┏━━
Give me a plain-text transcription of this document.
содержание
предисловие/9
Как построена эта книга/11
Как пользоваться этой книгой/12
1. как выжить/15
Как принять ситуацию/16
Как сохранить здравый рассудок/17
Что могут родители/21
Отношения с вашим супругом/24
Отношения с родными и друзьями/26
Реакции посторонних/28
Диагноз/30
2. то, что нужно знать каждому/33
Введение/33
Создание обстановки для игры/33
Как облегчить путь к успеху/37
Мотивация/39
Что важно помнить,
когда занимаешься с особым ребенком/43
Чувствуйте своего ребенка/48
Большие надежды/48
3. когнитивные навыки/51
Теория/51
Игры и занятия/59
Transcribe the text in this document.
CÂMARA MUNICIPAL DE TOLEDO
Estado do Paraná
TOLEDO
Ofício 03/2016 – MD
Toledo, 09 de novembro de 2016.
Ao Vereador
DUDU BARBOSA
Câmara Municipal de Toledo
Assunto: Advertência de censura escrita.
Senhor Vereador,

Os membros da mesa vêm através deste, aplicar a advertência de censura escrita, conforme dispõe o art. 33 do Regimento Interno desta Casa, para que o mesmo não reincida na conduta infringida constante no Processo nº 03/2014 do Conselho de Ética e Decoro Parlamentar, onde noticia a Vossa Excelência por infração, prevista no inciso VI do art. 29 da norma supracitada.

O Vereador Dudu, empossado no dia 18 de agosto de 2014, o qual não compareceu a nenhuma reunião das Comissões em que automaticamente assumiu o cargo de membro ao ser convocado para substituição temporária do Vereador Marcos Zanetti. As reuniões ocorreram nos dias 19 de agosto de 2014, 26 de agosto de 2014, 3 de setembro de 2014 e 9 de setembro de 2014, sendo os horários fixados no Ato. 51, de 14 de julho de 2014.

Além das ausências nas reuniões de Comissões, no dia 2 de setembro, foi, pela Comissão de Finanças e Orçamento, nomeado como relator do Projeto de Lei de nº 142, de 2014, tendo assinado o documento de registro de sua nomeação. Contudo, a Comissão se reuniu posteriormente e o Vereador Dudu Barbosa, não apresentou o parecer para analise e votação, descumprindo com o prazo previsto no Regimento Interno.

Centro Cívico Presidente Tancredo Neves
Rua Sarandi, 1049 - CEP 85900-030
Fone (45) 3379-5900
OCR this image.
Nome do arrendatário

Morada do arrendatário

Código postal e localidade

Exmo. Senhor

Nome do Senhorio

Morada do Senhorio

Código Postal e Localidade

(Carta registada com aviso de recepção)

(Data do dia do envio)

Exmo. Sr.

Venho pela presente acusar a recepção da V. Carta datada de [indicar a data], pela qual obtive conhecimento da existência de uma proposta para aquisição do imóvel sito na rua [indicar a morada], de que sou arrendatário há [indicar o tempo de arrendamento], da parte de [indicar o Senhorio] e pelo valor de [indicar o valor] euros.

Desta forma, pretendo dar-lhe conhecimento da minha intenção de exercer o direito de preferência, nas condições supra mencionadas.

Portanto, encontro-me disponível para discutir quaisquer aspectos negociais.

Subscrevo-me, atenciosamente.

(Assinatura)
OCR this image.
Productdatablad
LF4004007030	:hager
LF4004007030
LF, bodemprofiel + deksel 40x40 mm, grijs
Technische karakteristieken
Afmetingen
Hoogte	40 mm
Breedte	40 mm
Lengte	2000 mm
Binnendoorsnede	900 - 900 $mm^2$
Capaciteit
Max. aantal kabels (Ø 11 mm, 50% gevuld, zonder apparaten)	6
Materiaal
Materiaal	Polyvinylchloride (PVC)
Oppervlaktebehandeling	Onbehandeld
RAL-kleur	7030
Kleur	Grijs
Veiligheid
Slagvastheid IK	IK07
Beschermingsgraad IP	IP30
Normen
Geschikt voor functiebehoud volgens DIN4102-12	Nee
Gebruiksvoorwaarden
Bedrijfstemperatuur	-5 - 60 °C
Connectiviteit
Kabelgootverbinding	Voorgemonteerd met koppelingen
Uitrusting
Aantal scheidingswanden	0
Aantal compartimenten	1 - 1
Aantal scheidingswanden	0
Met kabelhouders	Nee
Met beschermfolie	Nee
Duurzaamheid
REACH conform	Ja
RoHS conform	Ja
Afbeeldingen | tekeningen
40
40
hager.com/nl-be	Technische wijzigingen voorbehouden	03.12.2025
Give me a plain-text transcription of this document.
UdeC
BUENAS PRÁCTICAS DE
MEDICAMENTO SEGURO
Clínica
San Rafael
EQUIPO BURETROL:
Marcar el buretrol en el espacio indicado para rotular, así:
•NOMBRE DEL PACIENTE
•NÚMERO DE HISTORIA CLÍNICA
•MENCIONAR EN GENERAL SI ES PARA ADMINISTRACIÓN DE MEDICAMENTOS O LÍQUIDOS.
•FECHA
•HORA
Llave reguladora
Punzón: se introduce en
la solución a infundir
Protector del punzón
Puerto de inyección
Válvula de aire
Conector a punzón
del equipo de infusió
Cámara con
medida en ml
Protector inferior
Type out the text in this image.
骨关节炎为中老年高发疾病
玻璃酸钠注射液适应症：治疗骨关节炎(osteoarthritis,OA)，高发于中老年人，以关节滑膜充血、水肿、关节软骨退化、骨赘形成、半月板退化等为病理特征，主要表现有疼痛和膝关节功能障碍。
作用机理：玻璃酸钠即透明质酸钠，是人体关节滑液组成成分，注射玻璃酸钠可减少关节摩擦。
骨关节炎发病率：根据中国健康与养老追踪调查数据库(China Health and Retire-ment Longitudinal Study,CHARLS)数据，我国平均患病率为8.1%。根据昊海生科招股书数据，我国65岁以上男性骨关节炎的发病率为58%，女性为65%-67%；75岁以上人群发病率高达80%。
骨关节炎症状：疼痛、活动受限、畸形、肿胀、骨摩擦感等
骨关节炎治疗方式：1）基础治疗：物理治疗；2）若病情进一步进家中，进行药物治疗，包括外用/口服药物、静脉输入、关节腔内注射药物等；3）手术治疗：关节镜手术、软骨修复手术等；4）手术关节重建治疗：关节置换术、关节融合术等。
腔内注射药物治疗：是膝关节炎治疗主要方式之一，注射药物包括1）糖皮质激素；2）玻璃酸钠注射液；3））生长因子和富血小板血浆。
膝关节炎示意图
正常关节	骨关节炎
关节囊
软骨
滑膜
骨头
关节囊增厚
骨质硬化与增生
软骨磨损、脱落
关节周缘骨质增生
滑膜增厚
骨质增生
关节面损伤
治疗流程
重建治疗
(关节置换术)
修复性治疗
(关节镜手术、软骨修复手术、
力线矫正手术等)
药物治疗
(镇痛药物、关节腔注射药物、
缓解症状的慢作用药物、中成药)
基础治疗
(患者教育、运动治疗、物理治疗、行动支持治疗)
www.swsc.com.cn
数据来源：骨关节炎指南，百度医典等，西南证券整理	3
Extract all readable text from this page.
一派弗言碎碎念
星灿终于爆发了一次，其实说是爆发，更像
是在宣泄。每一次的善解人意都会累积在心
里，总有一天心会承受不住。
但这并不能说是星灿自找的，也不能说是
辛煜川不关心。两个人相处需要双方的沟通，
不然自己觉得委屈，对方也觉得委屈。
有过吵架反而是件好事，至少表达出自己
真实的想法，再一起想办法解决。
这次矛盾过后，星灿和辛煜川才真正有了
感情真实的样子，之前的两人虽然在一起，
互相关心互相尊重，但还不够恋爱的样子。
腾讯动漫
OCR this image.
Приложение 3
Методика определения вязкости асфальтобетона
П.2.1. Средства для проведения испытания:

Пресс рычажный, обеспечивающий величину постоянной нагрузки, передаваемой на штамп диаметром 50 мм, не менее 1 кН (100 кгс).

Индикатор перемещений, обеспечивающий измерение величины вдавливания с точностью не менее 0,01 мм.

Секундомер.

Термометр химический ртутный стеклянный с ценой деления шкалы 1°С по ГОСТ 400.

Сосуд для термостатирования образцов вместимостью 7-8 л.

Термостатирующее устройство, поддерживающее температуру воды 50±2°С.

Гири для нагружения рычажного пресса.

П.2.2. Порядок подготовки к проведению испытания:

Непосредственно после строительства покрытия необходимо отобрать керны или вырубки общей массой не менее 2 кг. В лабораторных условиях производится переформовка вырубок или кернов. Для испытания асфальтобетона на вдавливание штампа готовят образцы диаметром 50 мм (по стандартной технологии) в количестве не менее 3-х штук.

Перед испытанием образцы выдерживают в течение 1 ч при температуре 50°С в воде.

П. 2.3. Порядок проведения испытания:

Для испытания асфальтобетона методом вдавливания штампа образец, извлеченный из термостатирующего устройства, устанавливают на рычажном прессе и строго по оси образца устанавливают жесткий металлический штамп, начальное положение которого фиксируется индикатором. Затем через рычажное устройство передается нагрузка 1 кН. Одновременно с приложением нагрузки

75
┗━━
Gather all lines from the listing above in which "образцы" occurs.

== The answer ==
Непосредственно после строительства покрытия необходимо отобрать керны или вырубки общей массой не менее 2 кг. В лабораторных условиях производится переформовка вырубок или кернов. Для испытания асфальтобетона на вдавливание штампа готовят образцы диаметром 50 мм (по стандартной технологии) в количестве не менее 3-х штук.
Перед испытанием образцы выдерживают в течение 1 ч при температуре 50°С в воде.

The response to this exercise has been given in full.